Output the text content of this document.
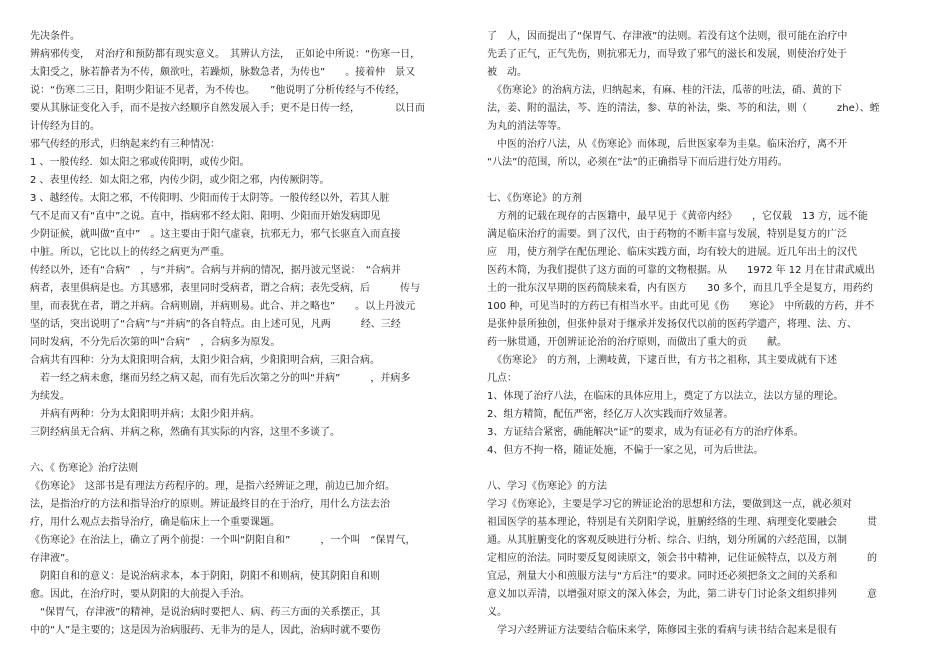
先决条件。

辨病邪传变，　对治疗和预防都有现实意义。　其辨认方法，　正如论中所说：“伤寒一日，

太阳受之，脉若静者为不传，颇欲吐，若躁烦，脉数急者，为传也”　　。接着仲　景又

说：“伤寒二三日，阳明少阳证不见者，为不传也。　　”他说明了分析传经与不传经，

要从其脉证变化入手，而不是按六经顺序自然发展入手；更不是日传一经，　　　　以日而

计传经为目的。

邪气传经的形式，归纳起来约有三种情况：

1 、一般传经．如太阳之邪或传阳明，或传少阳。

2 、表里传经．如太阳之邪，内传少阴，或少阳之邪，内传厥阴等。

3 、越经传。太阳之邪，不传阳明、少阳而传于太阴等。一般传经以外，若其人脏

气不足而又有“直中”之说。直中，指病邪不经太阳、阳明、少阳而开始发病即见

少阴证候，就叫做“直中”　。这主要由于阳气虚衰，抗邪无力，邪气长驱直入而直接

中脏。所以，它比以上的传经之病更为严重。

传经以外，还有“合病”　，与“并病”。合病与并病的情况，据丹波元坚说：　“合病并

病者，表里俱病是也。方其感邪，表里同时受病者，谓之合病；表先受病，后　　　传与

里，而表犹在者，谓之并病。合病则剧，并病则易。此合、并之略也”　　。以上丹波元

坚的话，突出说明了“合病”与“并病”的各自特点。由上述可见，凡两　　　经、三经

同时发病，不分先后次第的叫“合病”　，合病多为原发。

合病共有四种：分为太阳阳明合病，太阳少阳合病，少阳阳明合病，三阳合病。

　若一经之病未愈，继而另经之病又起，而有先后次第之分的叫“并病”　　　，并病多

为续发。

　并病有两种：分为太阳阳明并病；太阳少阳并病。

三阴经病虽无合病、并病之称，然确有其实际的内容，这里不多谈了。

六、《 伤寒论》治疗法则

《伤寒论》　这部书是有理法方药程序的。理，是指六经辨证之理，前边已加介绍。

法，是指治疗的方法和指导治疗的原则。辨证最终目的在于治疗，用什么方法去治

疗，用什么观点去指导治疗，确是临床上一个重要课题。

《伤寒论》在治法上，确立了两个前提：一个叫“阴阳自和”　　　，一个叫　“保胃气，

存津液”。

　阴阳自和的意义：是说治病求本，本于阴阳，阴阳不和则病，使其阴阳自和则

愈。因此，在治疗时，要从阴阳的大前提入手治。

　“保胃气，存津液”的精神，是说治病时要把人、病、药三方面的关系摆正，其

中的“人”是主要的；这是因为治病服药、无非为的是人，因此，治病时就不要伤

了　人，因而提出了“保胃气、存津液”的法则。若没有这个法则，很可能在治疗中

先丢了正气，正气先伤，则抗邪无力，而导致了邪气的滋长和发展，则使治疗处于

被　动。

　《伤寒论》的治病方法，归纳起来，有麻、桂的汗法，瓜蒂的吐法，硝、黄的下

法，姜、附的温法，芩、连的清法，参、草的补法，柴、芩的和法，则（　　　zhe）、蛭

为丸的消法等等。

　中医的治疗八法，从《伤寒论》而体现，后世医家奉为圭臬。临床治疗，离不开

“八法”的范围，所以，必须在“法”的正确指导下而后进行处方用药。

七、《伤寒论》的方剂

　方剂的记载在现存的古医籍中，最早见于《黄帝内经》　　，它仅载　13 方，远不能

满足临床治疗的需要。到了汉代，由于药物的不断丰富与发展，特别是复方的广泛

应　用，使方剂学在配伍理论、临床实践方面，均有较大的进展。近几年出土的汉代

医药木简，为我们提供了这方面的可靠的文物根据。从　　1972 年 12 月在甘肃武威出

土的一批东汉早期的医药简牍来看，内有医方　　30 多个，而且几乎全是复方，用药约

100 种，可见当时的方药已有相当水平。由此可见《伤　　寒论》　中所载的方药，并不

是张仲景所独创，但张仲景对于继承并发扬仅代以前的医药学遗产，将理、法、方、

药一脉贯通，开创辨证论治的治疗原则，而做出了重大的贡　　献。

　《伤寒论》　的方剂，上溯岐黄，下逮百世，有方书之祖称，其主要成就有下述

几点：

1、体现了治疗八法，在临床的具体应用上，奠定了方以法立，法以方显的理论。

2、组方精简，配伍严密，经亿万人次实践而疗效显著。

3、方证结合紧密，确能解决“证”的要求，成为有证必有方的治疗体系。

4、但方不拘一格，随证处施，不偏于一家之见，可为后世法。

八、学习《伤寒论》的方法

学习《伤寒论》，主要是学习它的辨证论治的思想和方法，要做到这一点，就必须对

祖国医学的基本理论，特别是有关阴阳学说，脏腑经络的生理、病理变化要融会　　　贯

通。从其脏腑变化的客观反映进行分析、综合、归纳，划分所属的六经范围，以制

定相应的治法。同时要反复阅读原文，领会书中精神，记住证候特点，以及方剂　　　的

宜忌，剂量大小和煎服方法与“方后注”的要求。同时还必须把条文之间的关系和

意义加以弄清，以增强对原文的深入体会，为此，第二讲专门讨论条文组织排列　　　意

义。

　学习六经辨证方法要结合临床来学，陈修园主张的看病与读书结合起来是很有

• [Problem description]: Without the pictures, restate each entry exactly.

• [Response to this task]:
Output the text content of this document.
先决条件。

辨病邪传变，　对治疗和预防都有现实意义。　其辨认方法，　正如论中所说：“伤寒一日，

太阳受之，脉若静者为不传，颇欲吐，若躁烦，脉数急者，为传也”　　。接着仲　景又

说：“伤寒二三日，阳明少阳证不见者，为不传也。　　”他说明了分析传经与不传经，

要从其脉证变化入手，而不是按六经顺序自然发展入手；更不是日传一经，　　　　以日而

计传经为目的。

邪气传经的形式，归纳起来约有三种情况：

1 、一般传经．如太阳之邪或传阳明，或传少阳。

2 、表里传经．如太阳之邪，内传少阴，或少阳之邪，内传厥阴等。

3 、越经传。太阳之邪，不传阳明、少阳而传于太阴等。一般传经以外，若其人脏

气不足而又有“直中”之说。直中，指病邪不经太阳、阳明、少阳而开始发病即见

少阴证候，就叫做“直中”　。这主要由于阳气虚衰，抗邪无力，邪气长驱直入而直接

中脏。所以，它比以上的传经之病更为严重。

传经以外，还有“合病”　，与“并病”。合病与并病的情况，据丹波元坚说：　“合病并

病者，表里俱病是也。方其感邪，表里同时受病者，谓之合病；表先受病，后　　　传与

里，而表犹在者，谓之并病。合病则剧，并病则易。此合、并之略也”　　。以上丹波元

坚的话，突出说明了“合病”与“并病”的各自特点。由上述可见，凡两　　　经、三经

同时发病，不分先后次第的叫“合病”　，合病多为原发。

合病共有四种：分为太阳阳明合病，太阳少阳合病，少阳阳明合病，三阳合病。

　若一经之病未愈，继而另经之病又起，而有先后次第之分的叫“并病”　　　，并病多

为续发。

　并病有两种：分为太阳阳明并病；太阳少阳并病。

三阴经病虽无合病、并病之称，然确有其实际的内容，这里不多谈了。

六、《 伤寒论》治疗法则

《伤寒论》　这部书是有理法方药程序的。理，是指六经辨证之理，前边已加介绍。

法，是指治疗的方法和指导治疗的原则。辨证最终目的在于治疗，用什么方法去治

疗，用什么观点去指导治疗，确是临床上一个重要课题。

《伤寒论》在治法上，确立了两个前提：一个叫“阴阳自和”　　　，一个叫　“保胃气，

存津液”。

　阴阳自和的意义：是说治病求本，本于阴阳，阴阳不和则病，使其阴阳自和则

愈。因此，在治疗时，要从阴阳的大前提入手治。

　“保胃气，存津液”的精神，是说治病时要把人、病、药三方面的关系摆正，其

中的“人”是主要的；这是因为治病服药、无非为的是人，因此，治病时就不要伤

了　人，因而提出了“保胃气、存津液”的法则。若没有这个法则，很可能在治疗中

先丢了正气，正气先伤，则抗邪无力，而导致了邪气的滋长和发展，则使治疗处于

被　动。

　《伤寒论》的治病方法，归纳起来，有麻、桂的汗法，瓜蒂的吐法，硝、黄的下

法，姜、附的温法，芩、连的清法，参、草的补法，柴、芩的和法，则（　　　zhe）、蛭

为丸的消法等等。

　中医的治疗八法，从《伤寒论》而体现，后世医家奉为圭臬。临床治疗，离不开

“八法”的范围，所以，必须在“法”的正确指导下而后进行处方用药。

七、《伤寒论》的方剂

　方剂的记载在现存的古医籍中，最早见于《黄帝内经》　　，它仅载　13 方，远不能

满足临床治疗的需要。到了汉代，由于药物的不断丰富与发展，特别是复方的广泛

应　用，使方剂学在配伍理论、临床实践方面，均有较大的进展。近几年出土的汉代

医药木简，为我们提供了这方面的可靠的文物根据。从　　1972 年 12 月在甘肃武威出

土的一批东汉早期的医药简牍来看，内有医方　　30 多个，而且几乎全是复方，用药约

100 种，可见当时的方药已有相当水平。由此可见《伤　　寒论》　中所载的方药，并不

是张仲景所独创，但张仲景对于继承并发扬仅代以前的医药学遗产，将理、法、方、

药一脉贯通，开创辨证论治的治疗原则，而做出了重大的贡　　献。

　《伤寒论》　的方剂，上溯岐黄，下逮百世，有方书之祖称，其主要成就有下述

几点：

1、体现了治疗八法，在临床的具体应用上，奠定了方以法立，法以方显的理论。

2、组方精简，配伍严密，经亿万人次实践而疗效显著。

3、方证结合紧密，确能解决“证”的要求，成为有证必有方的治疗体系。

4、但方不拘一格，随证处施，不偏于一家之见，可为后世法。

八、学习《伤寒论》的方法

学习《伤寒论》，主要是学习它的辨证论治的思想和方法，要做到这一点，就必须对

祖国医学的基本理论，特别是有关阴阳学说，脏腑经络的生理、病理变化要融会　　　贯

通。从其脏腑变化的客观反映进行分析、综合、归纳，划分所属的六经范围，以制

定相应的治法。同时要反复阅读原文，领会书中精神，记住证候特点，以及方剂　　　的

宜忌，剂量大小和煎服方法与“方后注”的要求。同时还必须把条文之间的关系和

意义加以弄清，以增强对原文的深入体会，为此，第二讲专门讨论条文组织排列　　　意

义。

　学习六经辨证方法要结合临床来学，陈修园主张的看病与读书结合起来是很有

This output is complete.